» EXERCISE OBJECTIVE
Find each line holding "title" and copy it out.

» RECORD EXTRACTS
------------
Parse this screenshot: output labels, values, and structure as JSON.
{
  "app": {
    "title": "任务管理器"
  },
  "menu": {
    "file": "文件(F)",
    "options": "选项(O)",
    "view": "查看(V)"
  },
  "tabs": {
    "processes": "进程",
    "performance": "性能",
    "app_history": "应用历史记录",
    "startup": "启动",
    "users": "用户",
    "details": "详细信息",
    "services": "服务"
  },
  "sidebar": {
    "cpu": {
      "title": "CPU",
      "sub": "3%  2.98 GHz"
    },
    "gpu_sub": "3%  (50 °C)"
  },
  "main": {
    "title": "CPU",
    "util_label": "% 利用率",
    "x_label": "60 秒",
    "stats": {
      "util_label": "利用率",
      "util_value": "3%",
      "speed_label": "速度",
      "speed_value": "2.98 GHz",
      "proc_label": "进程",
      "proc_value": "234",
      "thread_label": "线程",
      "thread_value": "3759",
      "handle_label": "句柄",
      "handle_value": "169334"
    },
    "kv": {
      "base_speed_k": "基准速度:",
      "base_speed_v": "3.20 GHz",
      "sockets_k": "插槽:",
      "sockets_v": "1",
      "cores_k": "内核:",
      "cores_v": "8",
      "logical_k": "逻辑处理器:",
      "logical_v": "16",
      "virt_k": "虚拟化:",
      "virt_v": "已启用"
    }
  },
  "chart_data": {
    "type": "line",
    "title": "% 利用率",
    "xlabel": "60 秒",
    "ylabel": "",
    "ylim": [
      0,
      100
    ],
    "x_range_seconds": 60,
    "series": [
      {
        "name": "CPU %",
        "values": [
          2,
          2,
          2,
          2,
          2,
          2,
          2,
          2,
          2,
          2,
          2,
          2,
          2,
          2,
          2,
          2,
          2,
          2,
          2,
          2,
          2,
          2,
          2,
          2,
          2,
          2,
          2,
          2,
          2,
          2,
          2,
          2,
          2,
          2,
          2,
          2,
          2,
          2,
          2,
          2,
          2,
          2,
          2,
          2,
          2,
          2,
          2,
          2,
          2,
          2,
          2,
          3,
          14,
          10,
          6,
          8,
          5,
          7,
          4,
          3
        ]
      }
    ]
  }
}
------------
» TASK SOLUTION
    "title": "任务管理器"
      "title": "CPU",
    "title": "CPU",
    "title": "% 利用率",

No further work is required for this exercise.